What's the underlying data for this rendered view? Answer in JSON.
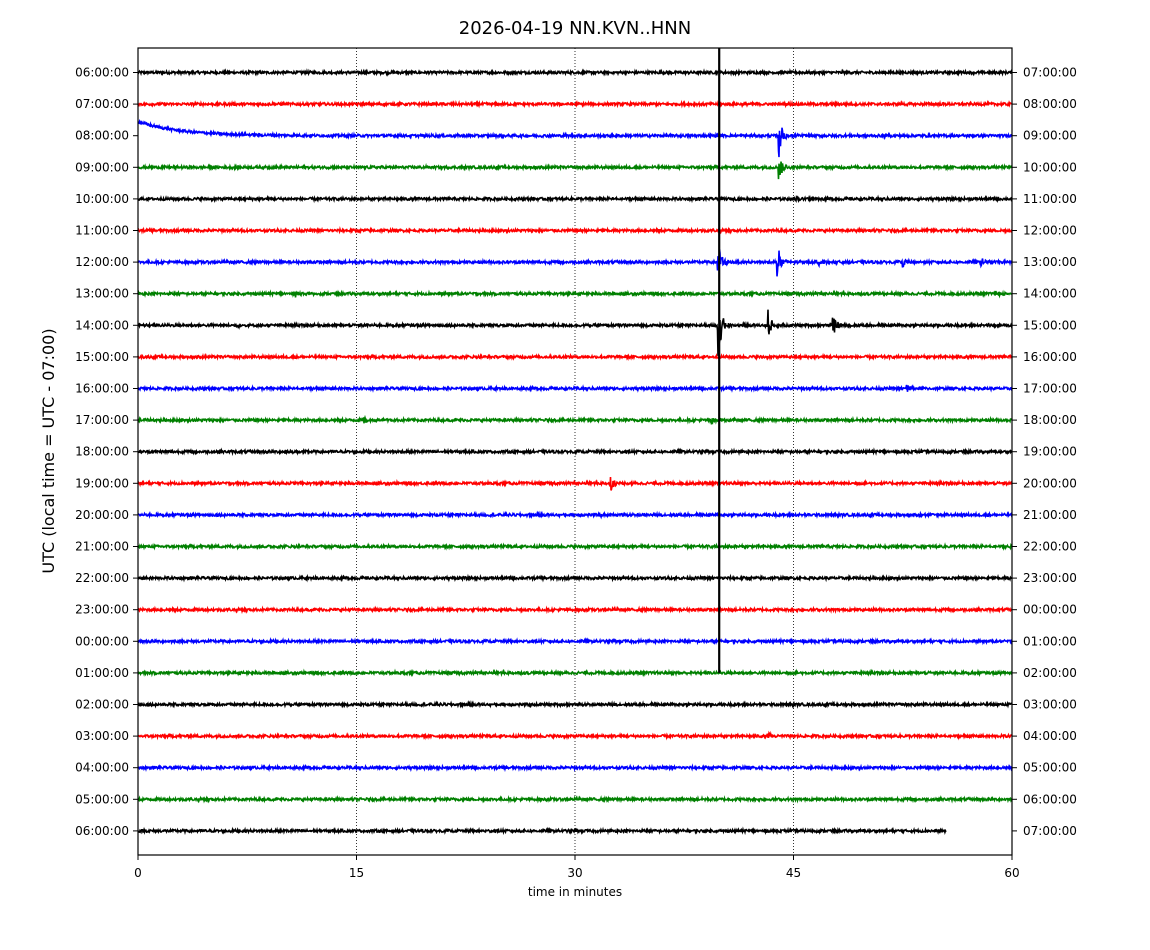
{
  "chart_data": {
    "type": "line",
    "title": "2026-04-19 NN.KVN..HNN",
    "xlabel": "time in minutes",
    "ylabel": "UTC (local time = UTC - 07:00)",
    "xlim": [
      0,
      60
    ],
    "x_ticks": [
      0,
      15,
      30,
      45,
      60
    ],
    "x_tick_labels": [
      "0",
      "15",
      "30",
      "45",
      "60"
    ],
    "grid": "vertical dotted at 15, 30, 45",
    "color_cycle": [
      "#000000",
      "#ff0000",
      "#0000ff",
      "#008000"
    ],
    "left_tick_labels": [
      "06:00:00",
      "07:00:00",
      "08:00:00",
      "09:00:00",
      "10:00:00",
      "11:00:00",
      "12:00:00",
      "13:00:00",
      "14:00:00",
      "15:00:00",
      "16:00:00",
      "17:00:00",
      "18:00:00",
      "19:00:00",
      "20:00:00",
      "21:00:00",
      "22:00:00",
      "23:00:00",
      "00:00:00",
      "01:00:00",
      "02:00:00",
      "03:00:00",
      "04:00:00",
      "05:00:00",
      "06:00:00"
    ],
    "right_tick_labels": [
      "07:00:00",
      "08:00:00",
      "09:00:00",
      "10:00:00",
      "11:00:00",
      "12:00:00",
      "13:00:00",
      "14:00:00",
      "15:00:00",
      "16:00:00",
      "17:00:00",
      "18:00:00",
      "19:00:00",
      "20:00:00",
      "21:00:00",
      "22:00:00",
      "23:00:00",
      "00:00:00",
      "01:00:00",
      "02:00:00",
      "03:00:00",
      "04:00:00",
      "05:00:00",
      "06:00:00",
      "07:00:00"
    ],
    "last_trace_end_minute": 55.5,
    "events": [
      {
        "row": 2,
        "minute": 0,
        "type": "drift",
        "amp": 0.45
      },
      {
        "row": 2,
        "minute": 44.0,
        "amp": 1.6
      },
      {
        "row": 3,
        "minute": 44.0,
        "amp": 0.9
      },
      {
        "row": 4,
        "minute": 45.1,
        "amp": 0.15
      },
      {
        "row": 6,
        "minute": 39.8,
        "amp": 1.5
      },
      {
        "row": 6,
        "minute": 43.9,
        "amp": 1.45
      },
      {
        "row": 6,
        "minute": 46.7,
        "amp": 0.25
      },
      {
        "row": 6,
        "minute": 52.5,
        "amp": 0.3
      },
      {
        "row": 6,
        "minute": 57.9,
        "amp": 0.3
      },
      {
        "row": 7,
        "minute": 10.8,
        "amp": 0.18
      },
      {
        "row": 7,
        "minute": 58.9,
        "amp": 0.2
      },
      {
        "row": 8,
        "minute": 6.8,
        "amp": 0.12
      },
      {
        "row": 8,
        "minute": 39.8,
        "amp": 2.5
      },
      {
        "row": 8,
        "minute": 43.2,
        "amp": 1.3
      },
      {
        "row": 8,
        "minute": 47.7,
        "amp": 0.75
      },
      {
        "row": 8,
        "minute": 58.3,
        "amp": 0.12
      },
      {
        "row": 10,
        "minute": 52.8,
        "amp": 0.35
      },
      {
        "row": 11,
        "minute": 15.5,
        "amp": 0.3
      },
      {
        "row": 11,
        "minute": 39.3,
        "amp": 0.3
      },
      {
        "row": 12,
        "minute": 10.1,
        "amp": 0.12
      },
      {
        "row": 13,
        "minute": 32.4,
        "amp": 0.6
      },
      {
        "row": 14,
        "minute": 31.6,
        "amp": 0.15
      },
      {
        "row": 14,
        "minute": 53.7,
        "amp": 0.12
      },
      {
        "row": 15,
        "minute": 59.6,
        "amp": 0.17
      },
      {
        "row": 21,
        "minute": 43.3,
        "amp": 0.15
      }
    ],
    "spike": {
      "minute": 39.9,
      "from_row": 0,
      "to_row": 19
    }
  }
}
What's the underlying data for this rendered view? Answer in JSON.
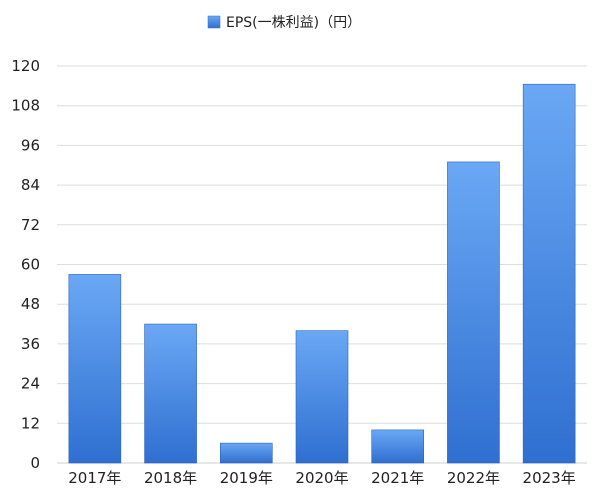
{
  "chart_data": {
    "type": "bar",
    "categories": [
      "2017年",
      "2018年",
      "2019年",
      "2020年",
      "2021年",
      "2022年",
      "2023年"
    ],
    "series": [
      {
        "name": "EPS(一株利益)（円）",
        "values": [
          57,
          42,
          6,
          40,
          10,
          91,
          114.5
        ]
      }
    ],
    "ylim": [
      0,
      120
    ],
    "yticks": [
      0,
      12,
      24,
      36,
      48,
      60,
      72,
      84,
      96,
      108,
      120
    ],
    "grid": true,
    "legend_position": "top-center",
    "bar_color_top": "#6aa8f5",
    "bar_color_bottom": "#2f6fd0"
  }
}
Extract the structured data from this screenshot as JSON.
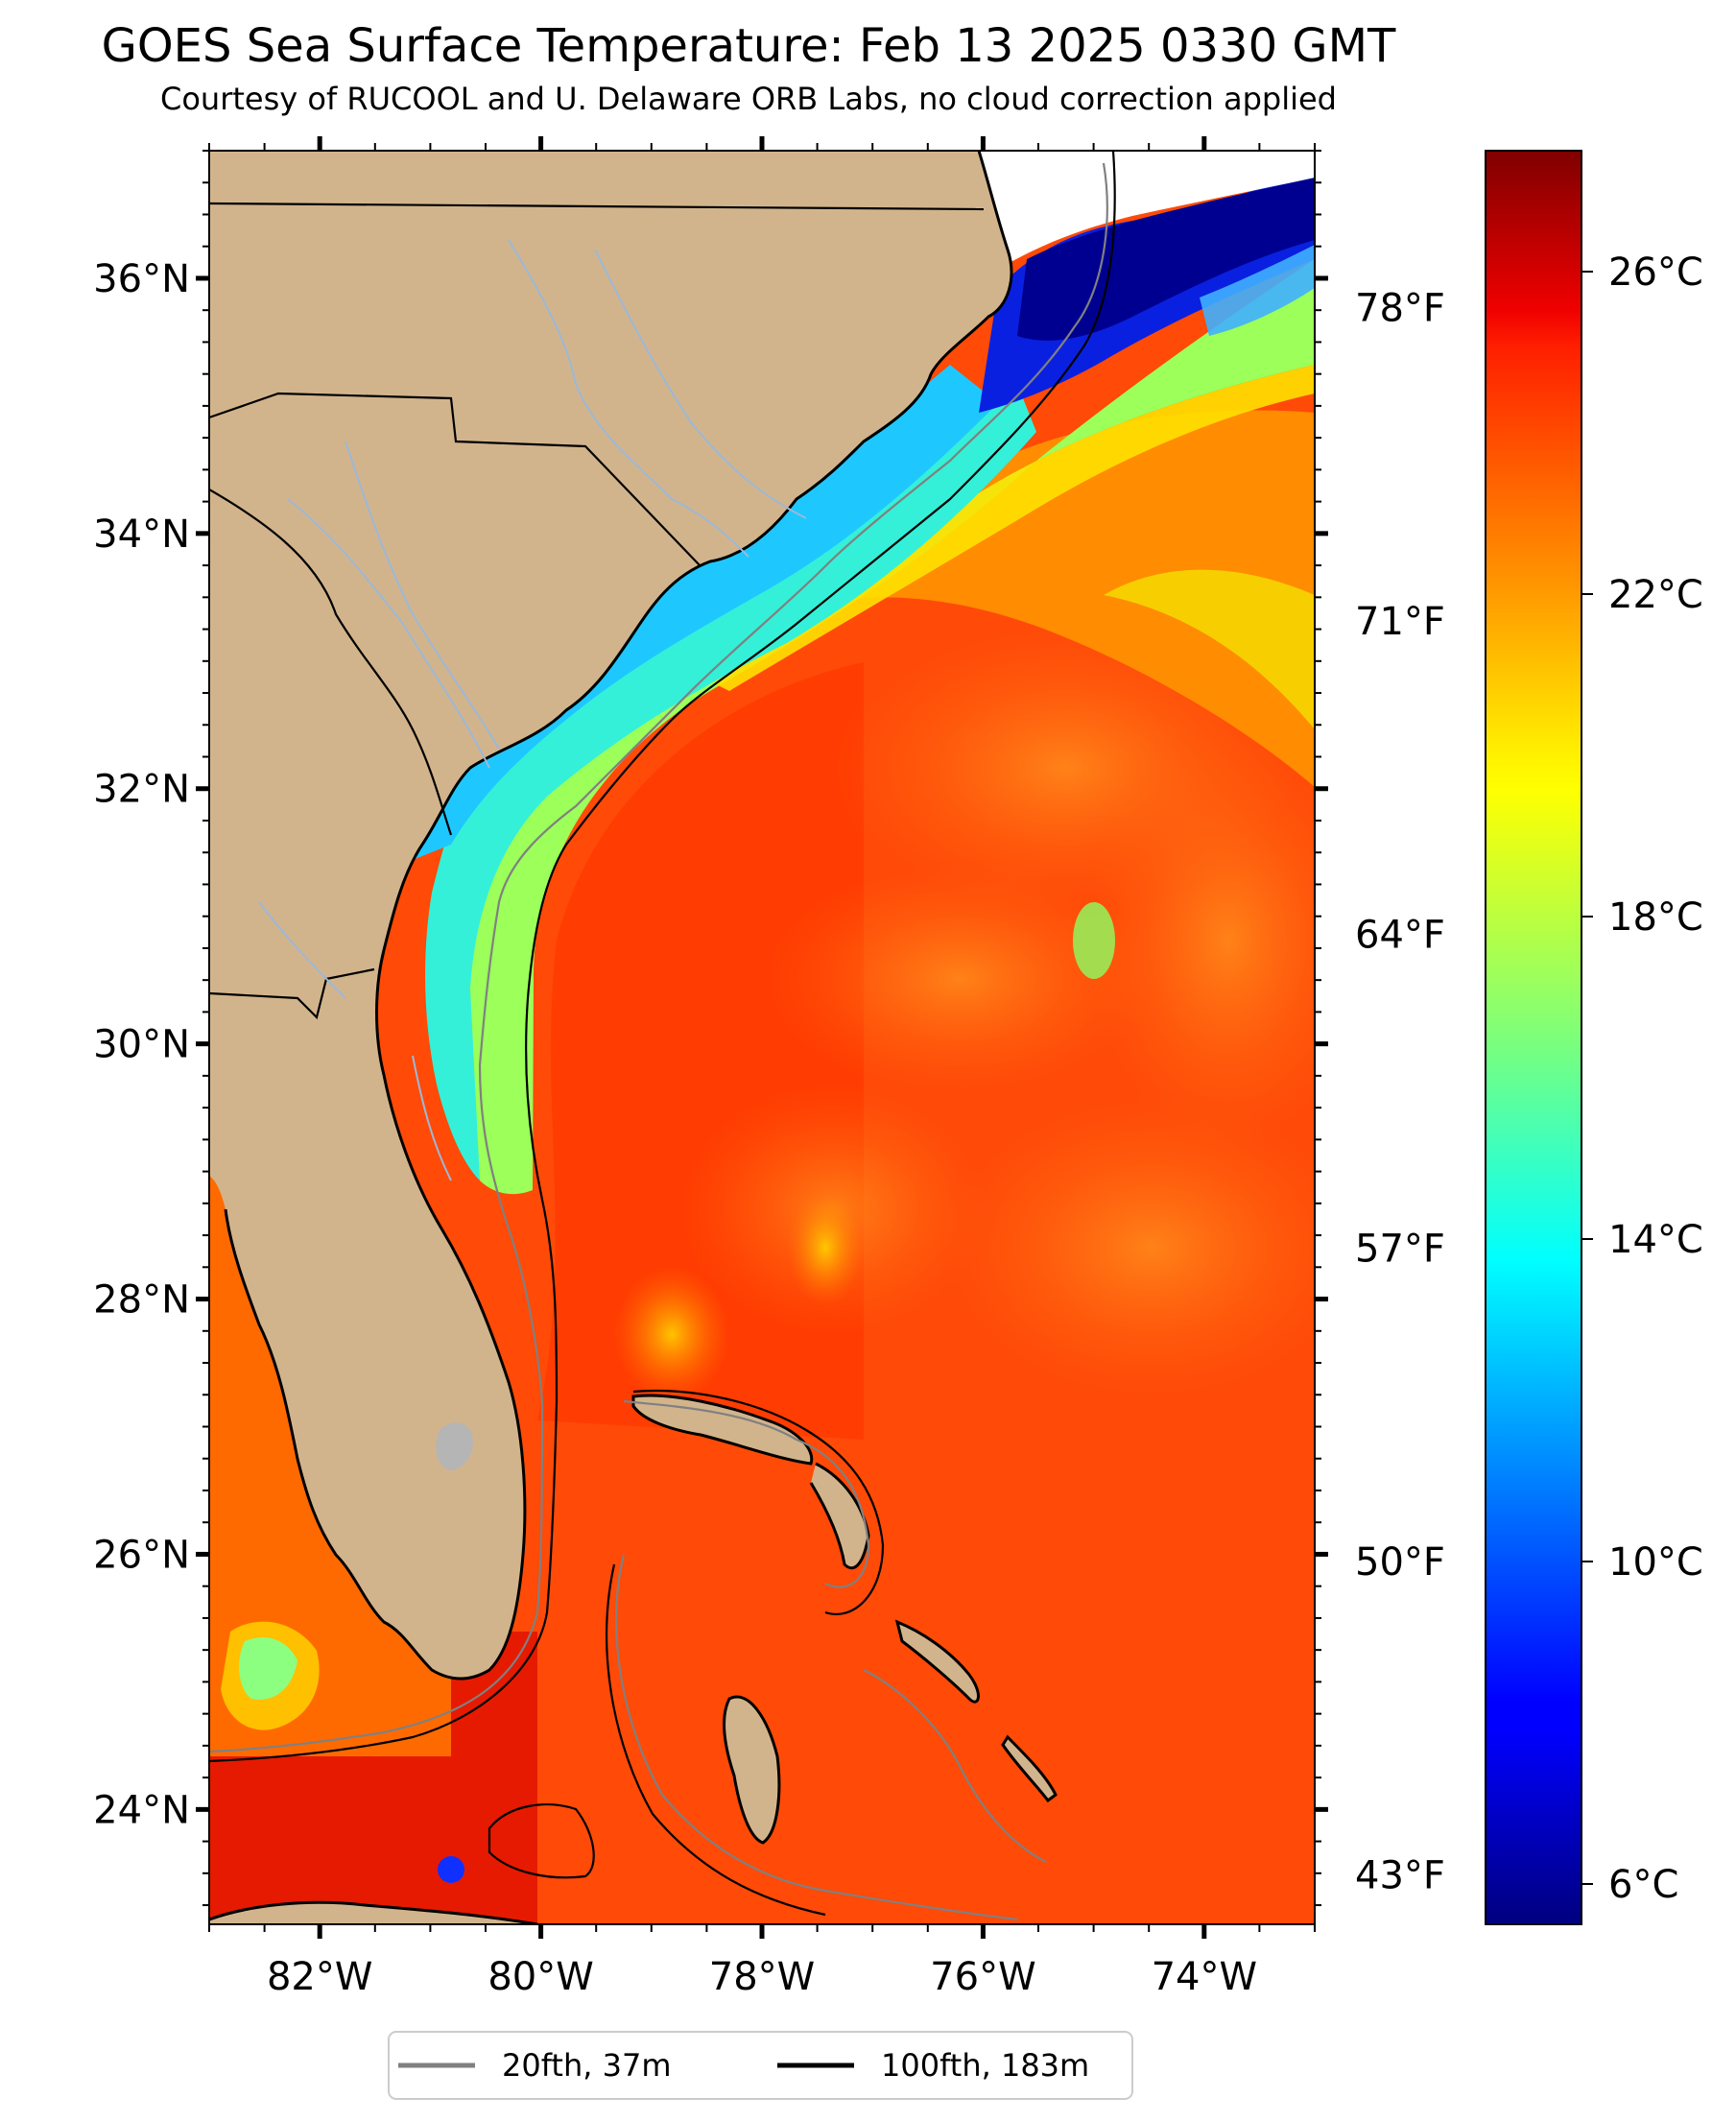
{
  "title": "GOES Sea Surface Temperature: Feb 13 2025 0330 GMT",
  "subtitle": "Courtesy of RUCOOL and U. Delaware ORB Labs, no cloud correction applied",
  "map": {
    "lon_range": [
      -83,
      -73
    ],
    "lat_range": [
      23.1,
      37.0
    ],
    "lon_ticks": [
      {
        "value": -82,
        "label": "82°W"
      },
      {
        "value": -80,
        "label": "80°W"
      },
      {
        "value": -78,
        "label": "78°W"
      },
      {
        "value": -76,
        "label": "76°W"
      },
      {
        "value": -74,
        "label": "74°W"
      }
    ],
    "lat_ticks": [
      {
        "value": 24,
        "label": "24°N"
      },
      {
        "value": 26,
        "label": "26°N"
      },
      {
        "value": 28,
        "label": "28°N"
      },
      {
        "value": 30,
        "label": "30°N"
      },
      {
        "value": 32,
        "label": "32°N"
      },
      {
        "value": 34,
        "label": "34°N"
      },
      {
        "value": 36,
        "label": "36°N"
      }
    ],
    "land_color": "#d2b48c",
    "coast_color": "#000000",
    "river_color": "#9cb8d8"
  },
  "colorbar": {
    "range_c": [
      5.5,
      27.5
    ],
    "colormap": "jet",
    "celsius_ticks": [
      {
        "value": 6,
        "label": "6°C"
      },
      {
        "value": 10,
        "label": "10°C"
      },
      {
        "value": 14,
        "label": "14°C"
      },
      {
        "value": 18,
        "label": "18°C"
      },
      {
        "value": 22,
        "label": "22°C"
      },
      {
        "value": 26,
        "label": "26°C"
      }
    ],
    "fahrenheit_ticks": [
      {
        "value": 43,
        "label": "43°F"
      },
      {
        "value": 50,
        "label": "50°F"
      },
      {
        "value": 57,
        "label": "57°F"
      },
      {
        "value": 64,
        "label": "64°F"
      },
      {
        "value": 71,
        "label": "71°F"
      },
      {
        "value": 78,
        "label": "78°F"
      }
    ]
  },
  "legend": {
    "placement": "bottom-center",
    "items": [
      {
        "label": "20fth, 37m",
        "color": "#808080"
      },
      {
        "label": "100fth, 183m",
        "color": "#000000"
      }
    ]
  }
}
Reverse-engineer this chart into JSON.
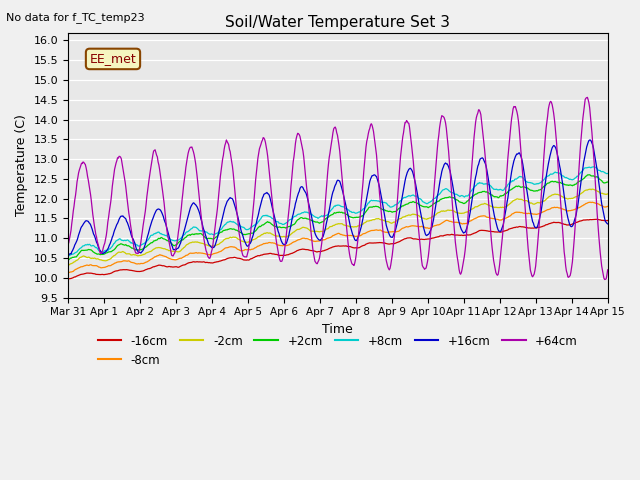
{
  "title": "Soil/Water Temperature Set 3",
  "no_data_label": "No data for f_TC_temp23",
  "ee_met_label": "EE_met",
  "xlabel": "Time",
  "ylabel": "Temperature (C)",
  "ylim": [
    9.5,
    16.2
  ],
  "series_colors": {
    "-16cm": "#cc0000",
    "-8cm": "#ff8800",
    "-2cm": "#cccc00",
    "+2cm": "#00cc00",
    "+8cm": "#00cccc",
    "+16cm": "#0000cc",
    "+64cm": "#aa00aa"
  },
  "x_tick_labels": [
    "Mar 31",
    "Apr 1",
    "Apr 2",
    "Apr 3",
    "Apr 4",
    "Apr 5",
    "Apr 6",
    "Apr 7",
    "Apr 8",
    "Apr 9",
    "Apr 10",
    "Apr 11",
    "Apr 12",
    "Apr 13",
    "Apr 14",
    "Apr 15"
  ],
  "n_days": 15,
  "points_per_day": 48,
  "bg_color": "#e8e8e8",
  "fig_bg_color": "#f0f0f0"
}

Given request >> All lines holding the word "center" should be picked out and copied.

Output of the exercise >>
    "legend_position": "top-center",
    "placement": "bottom-center",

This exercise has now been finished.